Extract the line that contains "Parse this screenshot: output" and every line after it through the end of the records below, exactly as written, leaving out any pictures.

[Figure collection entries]
%%

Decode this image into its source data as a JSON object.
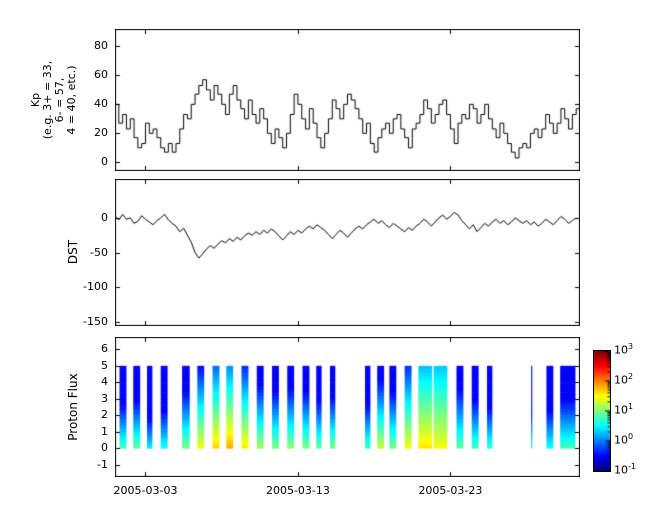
{
  "figure": {
    "background": "#ffffff",
    "axis_color": "#000000"
  },
  "x_axis": {
    "range_days": [
      0,
      30.5
    ],
    "ticks": [
      {
        "day": 2,
        "label": "2005-03-03"
      },
      {
        "day": 12,
        "label": "2005-03-13"
      },
      {
        "day": 22,
        "label": "2005-03-23"
      }
    ]
  },
  "chart_data": [
    {
      "type": "line",
      "style": "steps",
      "name": "Kp index",
      "ylabel": "Kp\n(e.g. 3+ = 33,\n6- = 57,\n4 = 40, etc.)",
      "color": "#000000",
      "ylim": [
        -6,
        92
      ],
      "yticks": [
        0,
        20,
        40,
        60,
        80
      ],
      "x_start_day": 0,
      "x_step_days": 0.25,
      "values": [
        40,
        27,
        33,
        23,
        30,
        17,
        10,
        13,
        27,
        20,
        23,
        17,
        10,
        7,
        13,
        7,
        13,
        23,
        33,
        30,
        40,
        47,
        53,
        57,
        50,
        43,
        53,
        47,
        40,
        33,
        47,
        53,
        43,
        37,
        30,
        43,
        33,
        27,
        37,
        30,
        20,
        13,
        23,
        17,
        10,
        20,
        33,
        47,
        40,
        30,
        23,
        37,
        27,
        17,
        10,
        20,
        30,
        43,
        37,
        30,
        40,
        47,
        43,
        37,
        30,
        20,
        27,
        13,
        7,
        17,
        23,
        27,
        20,
        30,
        33,
        23,
        17,
        10,
        23,
        27,
        33,
        43,
        37,
        27,
        33,
        40,
        43,
        33,
        23,
        13,
        27,
        33,
        30,
        40,
        37,
        27,
        33,
        40,
        30,
        23,
        17,
        27,
        20,
        13,
        7,
        3,
        10,
        13,
        10,
        20,
        23,
        17,
        23,
        33,
        27,
        20,
        27,
        37,
        30,
        23,
        33,
        37
      ]
    },
    {
      "type": "line",
      "style": "line",
      "name": "DST index",
      "ylabel": "DST",
      "color": "#000000",
      "ylim": [
        -156,
        56
      ],
      "yticks": [
        0,
        -50,
        -100,
        -150
      ],
      "x_start_day": 0,
      "x_step_days": 0.25,
      "values": [
        2,
        -3,
        5,
        -2,
        0,
        -8,
        -5,
        3,
        -2,
        -6,
        -10,
        -4,
        0,
        5,
        -3,
        -8,
        -12,
        -20,
        -15,
        -25,
        -35,
        -50,
        -58,
        -52,
        -45,
        -40,
        -44,
        -38,
        -33,
        -36,
        -30,
        -34,
        -28,
        -32,
        -26,
        -22,
        -25,
        -20,
        -24,
        -18,
        -22,
        -16,
        -20,
        -26,
        -32,
        -26,
        -20,
        -24,
        -18,
        -22,
        -16,
        -12,
        -16,
        -10,
        -14,
        -18,
        -24,
        -30,
        -24,
        -18,
        -22,
        -28,
        -22,
        -16,
        -12,
        -16,
        -10,
        -6,
        -2,
        -8,
        -4,
        -10,
        -14,
        -8,
        -12,
        -16,
        -20,
        -14,
        -18,
        -12,
        -8,
        -2,
        -6,
        -12,
        -6,
        0,
        4,
        -2,
        2,
        8,
        4,
        -4,
        -10,
        -16,
        -10,
        -20,
        -14,
        -8,
        -12,
        -6,
        -2,
        -8,
        -4,
        -10,
        -6,
        0,
        -4,
        -8,
        -4,
        -10,
        -6,
        -12,
        -8,
        -2,
        -6,
        -10,
        -4,
        2,
        -2,
        -8,
        -4,
        0
      ]
    },
    {
      "type": "heatmap",
      "name": "Proton Flux spectrogram",
      "ylabel": "Proton Flux",
      "colormap": "jet",
      "scale": "log10",
      "ylim": [
        -1.75,
        6.75
      ],
      "yticks": [
        -1,
        0,
        1,
        2,
        3,
        4,
        5,
        6
      ],
      "bar_y_range": [
        0,
        5
      ],
      "flux_range": [
        0.1,
        1000
      ],
      "background_flux": 0.3,
      "colorbar_base": "10",
      "colorbar_tick_exponents": [
        3,
        2,
        1,
        0,
        -1
      ],
      "columns": [
        {
          "day": 0.3,
          "w": 0.45,
          "base": 6,
          "h": 0.9
        },
        {
          "day": 1.2,
          "w": 0.45,
          "base": 8,
          "h": 0.9
        },
        {
          "day": 2.1,
          "w": 0.35,
          "base": 3,
          "h": 0.8
        },
        {
          "day": 3.0,
          "w": 0.45,
          "base": 4,
          "h": 0.9
        },
        {
          "day": 4.4,
          "w": 0.5,
          "base": 10,
          "h": 1.0
        },
        {
          "day": 5.4,
          "w": 0.45,
          "base": 30,
          "h": 1.1
        },
        {
          "day": 6.4,
          "w": 0.45,
          "base": 50,
          "h": 1.2
        },
        {
          "day": 7.3,
          "w": 0.45,
          "base": 70,
          "h": 1.2
        },
        {
          "day": 8.3,
          "w": 0.45,
          "base": 40,
          "h": 1.1
        },
        {
          "day": 9.3,
          "w": 0.45,
          "base": 15,
          "h": 1.0
        },
        {
          "day": 10.3,
          "w": 0.45,
          "base": 10,
          "h": 1.0
        },
        {
          "day": 11.3,
          "w": 0.45,
          "base": 12,
          "h": 1.0
        },
        {
          "day": 12.3,
          "w": 0.45,
          "base": 10,
          "h": 1.0
        },
        {
          "day": 13.2,
          "w": 0.35,
          "base": 8,
          "h": 0.9
        },
        {
          "day": 14.1,
          "w": 0.35,
          "base": 10,
          "h": 0.9
        },
        {
          "day": 16.4,
          "w": 0.35,
          "base": 6,
          "h": 0.9
        },
        {
          "day": 17.2,
          "w": 0.45,
          "base": 20,
          "h": 1.0
        },
        {
          "day": 18.0,
          "w": 0.45,
          "base": 10,
          "h": 1.0
        },
        {
          "day": 19.0,
          "w": 0.45,
          "base": 30,
          "h": 1.2
        },
        {
          "day": 19.9,
          "w": 0.9,
          "base": 40,
          "h": 1.6
        },
        {
          "day": 20.9,
          "w": 0.9,
          "base": 30,
          "h": 1.8
        },
        {
          "day": 22.4,
          "w": 0.45,
          "base": 8,
          "h": 1.1
        },
        {
          "day": 23.4,
          "w": 0.45,
          "base": 6,
          "h": 1.0
        },
        {
          "day": 24.4,
          "w": 0.35,
          "base": 5,
          "h": 0.9
        },
        {
          "day": 27.3,
          "w": 0.07,
          "base": 3,
          "h": 0.9
        },
        {
          "day": 28.3,
          "w": 0.45,
          "base": 4,
          "h": 0.9
        },
        {
          "day": 29.2,
          "w": 1.0,
          "base": 6,
          "h": 1.0
        }
      ]
    }
  ]
}
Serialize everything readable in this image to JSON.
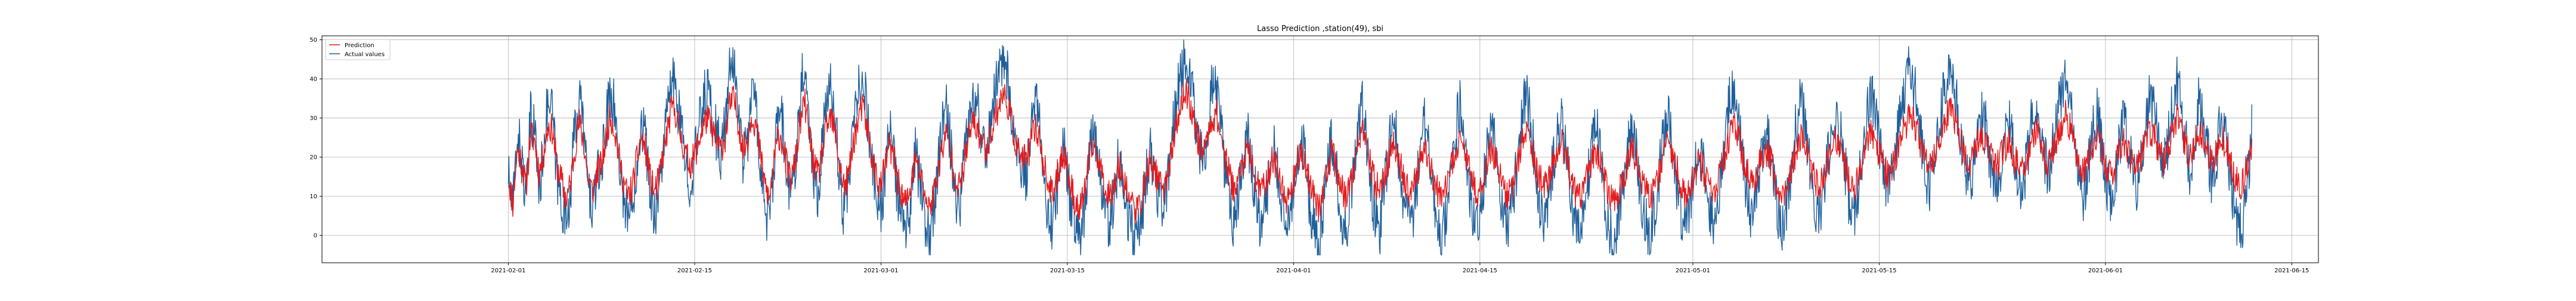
{
  "chart_data": {
    "type": "line",
    "title": "Lasso Prediction ,station(49), sbi",
    "xlabel": "",
    "ylabel": "",
    "x_range": [
      "2021-01-18",
      "2021-06-17"
    ],
    "ylim": [
      -7,
      51
    ],
    "grid": true,
    "legend_position": "top-left",
    "x_ticks": [
      "2021-02-01",
      "2021-02-15",
      "2021-03-01",
      "2021-03-15",
      "2021-04-01",
      "2021-04-15",
      "2021-05-01",
      "2021-05-15",
      "2021-06-01",
      "2021-06-15"
    ],
    "y_ticks": [
      0,
      10,
      20,
      30,
      40,
      50
    ],
    "x_start": "2021-02-01",
    "x_end": "2021-06-12",
    "series": [
      {
        "name": "Prediction",
        "color": "#e41a1c",
        "values": [
          15,
          8,
          22,
          19,
          12,
          26,
          24,
          16,
          21,
          28,
          27,
          18,
          14,
          9,
          13,
          22,
          29,
          24,
          15,
          11,
          16,
          18,
          24,
          31,
          27,
          20,
          14,
          10,
          12,
          19,
          25,
          22,
          15,
          11,
          14,
          21,
          27,
          33,
          31,
          25,
          21,
          18,
          20,
          24,
          28,
          30,
          27,
          24,
          22,
          25,
          33,
          35,
          29,
          22,
          24,
          31,
          28,
          20,
          13,
          9,
          18,
          26,
          24,
          17,
          14,
          20,
          29,
          34,
          26,
          18,
          15,
          22,
          28,
          30,
          25,
          17,
          12,
          16,
          24,
          29,
          33,
          28,
          21,
          16,
          12,
          17,
          23,
          20,
          14,
          10,
          8,
          13,
          19,
          16,
          11,
          7,
          10,
          16,
          22,
          26,
          21,
          15,
          12,
          18,
          25,
          29,
          27,
          24,
          22,
          26,
          30,
          34,
          36,
          33,
          27,
          22,
          20,
          19,
          23,
          28,
          25,
          18,
          13,
          10,
          15,
          21,
          19,
          13,
          9,
          6,
          10,
          17,
          23,
          21,
          16,
          12,
          10,
          14,
          18,
          15,
          11,
          8,
          6,
          9,
          14,
          19,
          17,
          13,
          12,
          16,
          22,
          28,
          33,
          37,
          34,
          29,
          24,
          21,
          25,
          30,
          31,
          26,
          20,
          15,
          12,
          14,
          19,
          22,
          18,
          14,
          11,
          13,
          17,
          20,
          16,
          12,
          9,
          12,
          17,
          22,
          19,
          14,
          10,
          7,
          11,
          16,
          21,
          18,
          13,
          10,
          12,
          17,
          23,
          26,
          22,
          17,
          13,
          11,
          15,
          20,
          24,
          21,
          16,
          12,
          10,
          14,
          19,
          23,
          20,
          15,
          11,
          9,
          12,
          17,
          21,
          25,
          22,
          17,
          13,
          11,
          14,
          18,
          22,
          20,
          16,
          12,
          10,
          13,
          18,
          23,
          27,
          24,
          19,
          15,
          12,
          14,
          18,
          21,
          24,
          20,
          15,
          11,
          9,
          12,
          16,
          20,
          22,
          18,
          13,
          10,
          8,
          11,
          15,
          19,
          22,
          19,
          14,
          11,
          9,
          12,
          16,
          21,
          24,
          21,
          17,
          13,
          10,
          12,
          16,
          19,
          17,
          13,
          10,
          12,
          16,
          21,
          25,
          28,
          25,
          20,
          16,
          13,
          15,
          19,
          22,
          20,
          16,
          12,
          10,
          13,
          17,
          22,
          25,
          23,
          19,
          15,
          12,
          14,
          18,
          21,
          24,
          22,
          18,
          14,
          12,
          15,
          19,
          23,
          26,
          24,
          20,
          17,
          15,
          18,
          22,
          26,
          29,
          31,
          28,
          24,
          20,
          17,
          19,
          23,
          27,
          30,
          33,
          29,
          25,
          21,
          18,
          20,
          23,
          26,
          24,
          20,
          17,
          19,
          22,
          25,
          21,
          18,
          16,
          19,
          23,
          27,
          25,
          21,
          18,
          21,
          25,
          28,
          31,
          27,
          22,
          18,
          16,
          19,
          23,
          26,
          22,
          18,
          15,
          17,
          21,
          24,
          22,
          19,
          17,
          20,
          24,
          27,
          25,
          22,
          19,
          22,
          26,
          30,
          27,
          23,
          20,
          23,
          27,
          25,
          21,
          18,
          21,
          26,
          23,
          19,
          16,
          12,
          14,
          18,
          22
        ],
        "noise_seed": 11,
        "noise_amplitude": 4
      },
      {
        "name": "Actual values",
        "color": "#1f5f9a",
        "values": [
          16,
          6,
          26,
          20,
          8,
          30,
          27,
          10,
          24,
          34,
          31,
          14,
          9,
          4,
          11,
          27,
          36,
          28,
          12,
          7,
          14,
          17,
          28,
          38,
          32,
          20,
          10,
          5,
          8,
          18,
          30,
          25,
          11,
          6,
          10,
          23,
          32,
          40,
          36,
          27,
          19,
          14,
          18,
          27,
          34,
          38,
          31,
          26,
          21,
          28,
          41,
          44,
          33,
          20,
          24,
          38,
          32,
          18,
          7,
          3,
          16,
          32,
          28,
          14,
          10,
          21,
          36,
          45,
          30,
          15,
          11,
          25,
          34,
          38,
          29,
          12,
          5,
          12,
          28,
          36,
          41,
          33,
          19,
          11,
          6,
          14,
          27,
          22,
          9,
          3,
          1,
          8,
          21,
          14,
          4,
          0,
          5,
          16,
          27,
          32,
          23,
          11,
          7,
          19,
          31,
          37,
          33,
          26,
          22,
          30,
          37,
          43,
          45,
          40,
          29,
          19,
          16,
          15,
          24,
          35,
          28,
          14,
          6,
          2,
          11,
          24,
          20,
          8,
          2,
          -1,
          5,
          18,
          29,
          24,
          12,
          5,
          3,
          12,
          20,
          14,
          5,
          1,
          -1,
          4,
          13,
          22,
          17,
          9,
          7,
          15,
          26,
          35,
          41,
          46,
          42,
          33,
          23,
          18,
          27,
          38,
          39,
          28,
          16,
          7,
          3,
          9,
          20,
          26,
          18,
          9,
          3,
          7,
          16,
          22,
          14,
          5,
          1,
          6,
          16,
          26,
          20,
          8,
          2,
          -2,
          4,
          15,
          25,
          18,
          6,
          1,
          6,
          17,
          29,
          34,
          24,
          12,
          4,
          2,
          12,
          23,
          30,
          23,
          11,
          4,
          2,
          10,
          21,
          29,
          22,
          9,
          3,
          0,
          6,
          17,
          26,
          33,
          26,
          14,
          6,
          3,
          10,
          19,
          28,
          23,
          13,
          5,
          2,
          8,
          19,
          29,
          36,
          30,
          18,
          9,
          4,
          8,
          18,
          25,
          31,
          22,
          10,
          3,
          0,
          5,
          14,
          24,
          28,
          19,
          7,
          1,
          -1,
          4,
          13,
          22,
          28,
          20,
          8,
          3,
          1,
          6,
          15,
          26,
          32,
          25,
          14,
          6,
          2,
          7,
          15,
          22,
          18,
          8,
          3,
          6,
          15,
          27,
          34,
          38,
          31,
          19,
          10,
          5,
          10,
          19,
          27,
          23,
          13,
          5,
          2,
          8,
          17,
          28,
          34,
          29,
          19,
          10,
          5,
          9,
          18,
          25,
          31,
          27,
          18,
          9,
          5,
          12,
          21,
          30,
          36,
          31,
          22,
          14,
          11,
          17,
          26,
          35,
          40,
          43,
          36,
          27,
          18,
          12,
          16,
          25,
          34,
          39,
          44,
          36,
          27,
          18,
          12,
          17,
          24,
          31,
          27,
          18,
          12,
          16,
          23,
          30,
          22,
          15,
          11,
          18,
          27,
          35,
          30,
          21,
          15,
          22,
          31,
          37,
          42,
          34,
          23,
          14,
          10,
          17,
          26,
          32,
          24,
          15,
          9,
          13,
          22,
          29,
          24,
          17,
          13,
          20,
          29,
          36,
          31,
          23,
          17,
          24,
          33,
          40,
          34,
          24,
          17,
          25,
          35,
          30,
          21,
          14,
          20,
          31,
          25,
          16,
          8,
          0,
          4,
          14,
          27
        ]
      }
    ]
  }
}
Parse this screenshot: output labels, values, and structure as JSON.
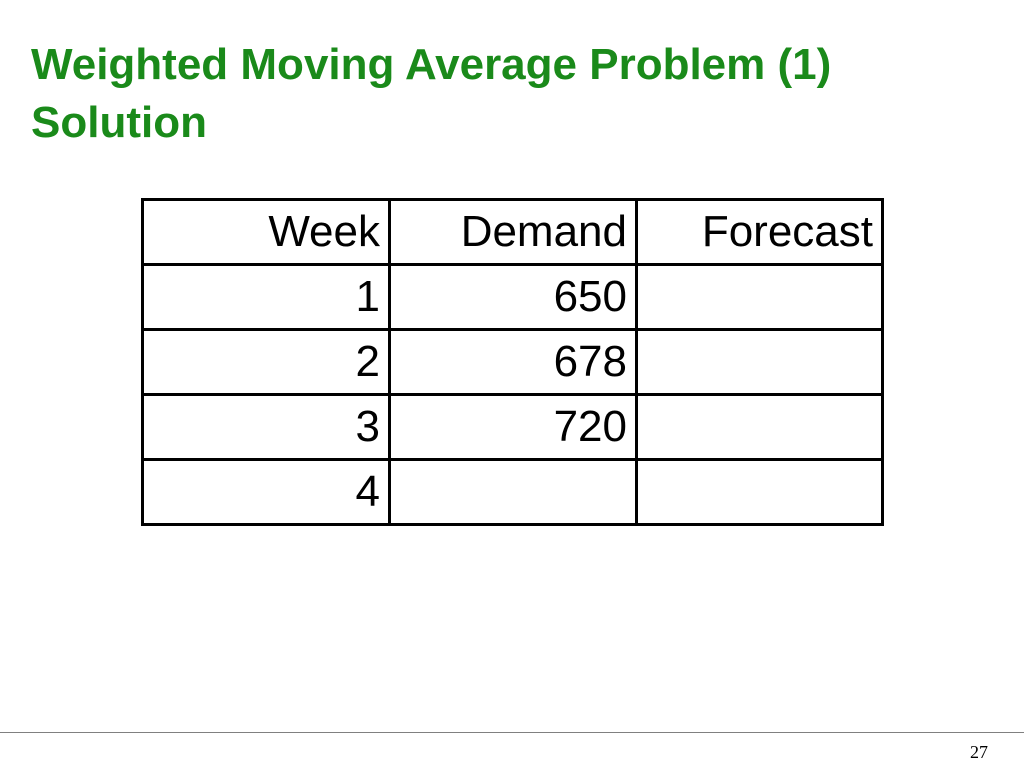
{
  "slide": {
    "title_line1": "Weighted Moving Average Problem (1)",
    "title_line2": "Solution",
    "title_color": "#1a8a1a",
    "page_number": "27"
  },
  "table": {
    "headers": [
      "Week",
      "Demand",
      "Forecast"
    ],
    "rows": [
      [
        "1",
        "650",
        ""
      ],
      [
        "2",
        "678",
        ""
      ],
      [
        "3",
        "720",
        ""
      ],
      [
        "4",
        "",
        ""
      ]
    ]
  }
}
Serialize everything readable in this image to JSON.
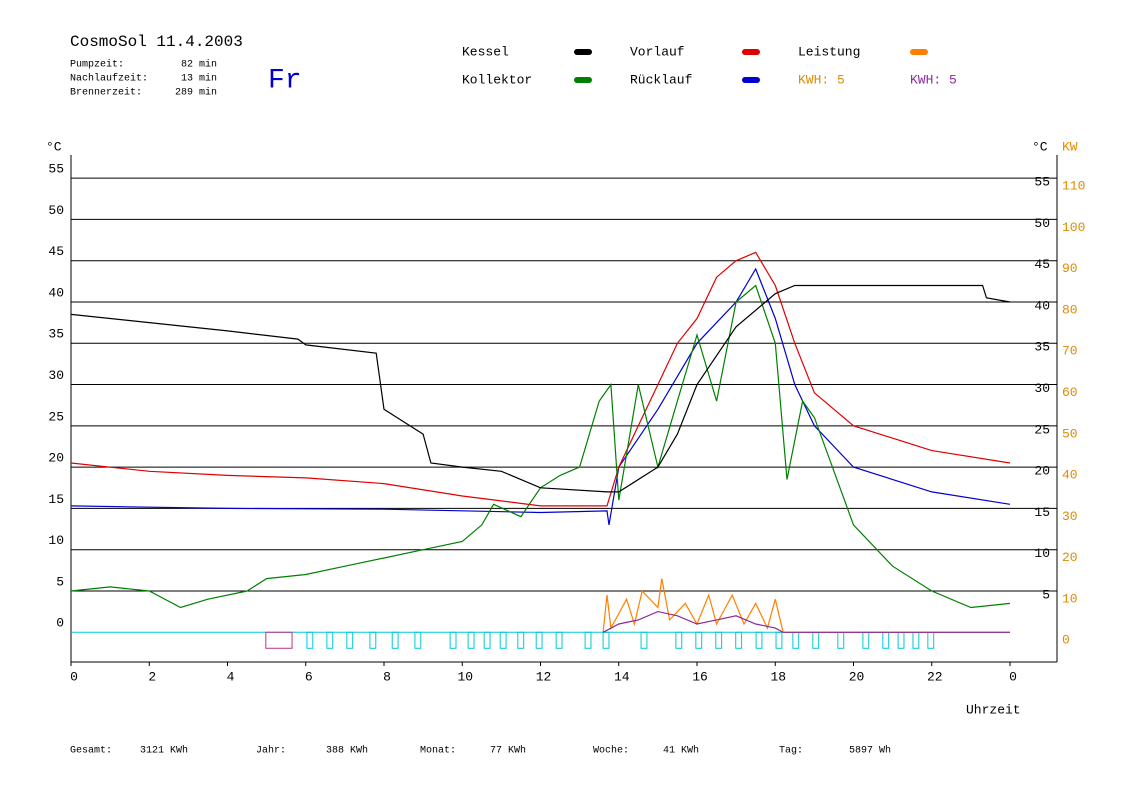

%%

* **The result**
Parse this screenshot: output labels, values, and structure as JSON.
{
  "slide": {
    "title_line1": "Weighted Moving Average Problem (1)",
    "title_line2": "Solution",
    "title_color": "#1a8a1a",
    "page_number": "27"
  },
  "table": {
    "headers": [
      "Week",
      "Demand",
      "Forecast"
    ],
    "rows": [
      [
        "1",
        "650",
        ""
      ],
      [
        "2",
        "678",
        ""
      ],
      [
        "3",
        "720",
        ""
      ],
      [
        "4",
        "",
        ""
      ]
    ]
  }
}
Serialize everything readable in this image to JSON.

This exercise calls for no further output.